**OBJECTIVE:**
Restate the records in their entirety, word for word.

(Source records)

## begin

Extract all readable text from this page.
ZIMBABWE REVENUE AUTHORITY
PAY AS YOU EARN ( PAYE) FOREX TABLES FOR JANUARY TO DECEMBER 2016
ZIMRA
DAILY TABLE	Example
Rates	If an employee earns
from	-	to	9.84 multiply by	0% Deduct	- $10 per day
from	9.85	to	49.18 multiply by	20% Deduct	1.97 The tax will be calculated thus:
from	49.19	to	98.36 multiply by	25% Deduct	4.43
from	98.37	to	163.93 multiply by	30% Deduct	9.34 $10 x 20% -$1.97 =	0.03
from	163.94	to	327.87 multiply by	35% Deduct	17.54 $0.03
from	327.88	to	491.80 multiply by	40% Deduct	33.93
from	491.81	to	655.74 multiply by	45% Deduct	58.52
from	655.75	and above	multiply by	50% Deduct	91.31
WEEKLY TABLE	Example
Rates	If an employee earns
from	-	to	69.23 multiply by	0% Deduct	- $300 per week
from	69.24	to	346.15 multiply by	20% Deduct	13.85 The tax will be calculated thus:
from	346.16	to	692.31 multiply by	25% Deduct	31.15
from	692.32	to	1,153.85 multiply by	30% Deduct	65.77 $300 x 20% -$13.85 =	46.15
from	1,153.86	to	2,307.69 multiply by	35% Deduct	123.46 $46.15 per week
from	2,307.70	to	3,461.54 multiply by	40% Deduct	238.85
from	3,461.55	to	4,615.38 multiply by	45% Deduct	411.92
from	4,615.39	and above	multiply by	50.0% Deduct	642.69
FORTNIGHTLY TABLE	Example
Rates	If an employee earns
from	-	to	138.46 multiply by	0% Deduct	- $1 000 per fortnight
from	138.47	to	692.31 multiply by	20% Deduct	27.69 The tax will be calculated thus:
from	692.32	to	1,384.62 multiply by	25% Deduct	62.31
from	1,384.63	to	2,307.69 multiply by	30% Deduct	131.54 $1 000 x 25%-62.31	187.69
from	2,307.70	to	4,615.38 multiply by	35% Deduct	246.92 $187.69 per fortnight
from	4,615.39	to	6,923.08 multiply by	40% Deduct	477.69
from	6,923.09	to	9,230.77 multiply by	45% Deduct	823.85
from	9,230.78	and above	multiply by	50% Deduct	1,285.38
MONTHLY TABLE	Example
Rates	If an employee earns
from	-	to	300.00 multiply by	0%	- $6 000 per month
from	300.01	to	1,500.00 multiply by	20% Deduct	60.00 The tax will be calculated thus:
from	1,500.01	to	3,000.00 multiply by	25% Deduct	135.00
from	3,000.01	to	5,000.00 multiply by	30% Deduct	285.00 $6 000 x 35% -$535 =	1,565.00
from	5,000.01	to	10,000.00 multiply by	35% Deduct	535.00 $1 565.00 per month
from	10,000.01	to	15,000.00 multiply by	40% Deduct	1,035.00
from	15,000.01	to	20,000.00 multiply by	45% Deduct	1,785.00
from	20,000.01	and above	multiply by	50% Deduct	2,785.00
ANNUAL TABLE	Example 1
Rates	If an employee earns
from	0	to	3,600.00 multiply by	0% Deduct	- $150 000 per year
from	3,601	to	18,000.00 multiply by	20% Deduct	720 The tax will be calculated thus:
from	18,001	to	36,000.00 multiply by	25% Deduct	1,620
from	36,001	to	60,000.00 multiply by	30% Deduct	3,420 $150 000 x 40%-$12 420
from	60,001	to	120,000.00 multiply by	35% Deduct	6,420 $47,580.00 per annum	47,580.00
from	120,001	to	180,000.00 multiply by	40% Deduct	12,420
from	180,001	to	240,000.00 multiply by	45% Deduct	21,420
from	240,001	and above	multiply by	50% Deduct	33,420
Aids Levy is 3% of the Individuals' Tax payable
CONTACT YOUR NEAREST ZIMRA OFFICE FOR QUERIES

## end

**COMPLETE OUTPUT:**
Extract all readable text from this page.
ZIMBABWE REVENUE AUTHORITY
PAY AS YOU EARN ( PAYE) FOREX TABLES FOR JANUARY TO DECEMBER 2016
ZIMRA
DAILY TABLE	Example
Rates	If an employee earns
from	-	to	9.84 multiply by	0% Deduct	- $10 per day
from	9.85	to	49.18 multiply by	20% Deduct	1.97 The tax will be calculated thus:
from	49.19	to	98.36 multiply by	25% Deduct	4.43
from	98.37	to	163.93 multiply by	30% Deduct	9.34 $10 x 20% -$1.97 =	0.03
from	163.94	to	327.87 multiply by	35% Deduct	17.54 $0.03
from	327.88	to	491.80 multiply by	40% Deduct	33.93
from	491.81	to	655.74 multiply by	45% Deduct	58.52
from	655.75	and above	multiply by	50% Deduct	91.31
WEEKLY TABLE	Example
Rates	If an employee earns
from	-	to	69.23 multiply by	0% Deduct	- $300 per week
from	69.24	to	346.15 multiply by	20% Deduct	13.85 The tax will be calculated thus:
from	346.16	to	692.31 multiply by	25% Deduct	31.15
from	692.32	to	1,153.85 multiply by	30% Deduct	65.77 $300 x 20% -$13.85 =	46.15
from	1,153.86	to	2,307.69 multiply by	35% Deduct	123.46 $46.15 per week
from	2,307.70	to	3,461.54 multiply by	40% Deduct	238.85
from	3,461.55	to	4,615.38 multiply by	45% Deduct	411.92
from	4,615.39	and above	multiply by	50.0% Deduct	642.69
FORTNIGHTLY TABLE	Example
Rates	If an employee earns
from	-	to	138.46 multiply by	0% Deduct	- $1 000 per fortnight
from	138.47	to	692.31 multiply by	20% Deduct	27.69 The tax will be calculated thus:
from	692.32	to	1,384.62 multiply by	25% Deduct	62.31
from	1,384.63	to	2,307.69 multiply by	30% Deduct	131.54 $1 000 x 25%-62.31	187.69
from	2,307.70	to	4,615.38 multiply by	35% Deduct	246.92 $187.69 per fortnight
from	4,615.39	to	6,923.08 multiply by	40% Deduct	477.69
from	6,923.09	to	9,230.77 multiply by	45% Deduct	823.85
from	9,230.78	and above	multiply by	50% Deduct	1,285.38
MONTHLY TABLE	Example
Rates	If an employee earns
from	-	to	300.00 multiply by	0%	- $6 000 per month
from	300.01	to	1,500.00 multiply by	20% Deduct	60.00 The tax will be calculated thus:
from	1,500.01	to	3,000.00 multiply by	25% Deduct	135.00
from	3,000.01	to	5,000.00 multiply by	30% Deduct	285.00 $6 000 x 35% -$535 =	1,565.00
from	5,000.01	to	10,000.00 multiply by	35% Deduct	535.00 $1 565.00 per month
from	10,000.01	to	15,000.00 multiply by	40% Deduct	1,035.00
from	15,000.01	to	20,000.00 multiply by	45% Deduct	1,785.00
from	20,000.01	and above	multiply by	50% Deduct	2,785.00
ANNUAL TABLE	Example 1
Rates	If an employee earns
from	0	to	3,600.00 multiply by	0% Deduct	- $150 000 per year
from	3,601	to	18,000.00 multiply by	20% Deduct	720 The tax will be calculated thus:
from	18,001	to	36,000.00 multiply by	25% Deduct	1,620
from	36,001	to	60,000.00 multiply by	30% Deduct	3,420 $150 000 x 40%-$12 420
from	60,001	to	120,000.00 multiply by	35% Deduct	6,420 $47,580.00 per annum	47,580.00
from	120,001	to	180,000.00 multiply by	40% Deduct	12,420
from	180,001	to	240,000.00 multiply by	45% Deduct	21,420
from	240,001	and above	multiply by	50% Deduct	33,420
Aids Levy is 3% of the Individuals' Tax payable
CONTACT YOUR NEAREST ZIMRA OFFICE FOR QUERIES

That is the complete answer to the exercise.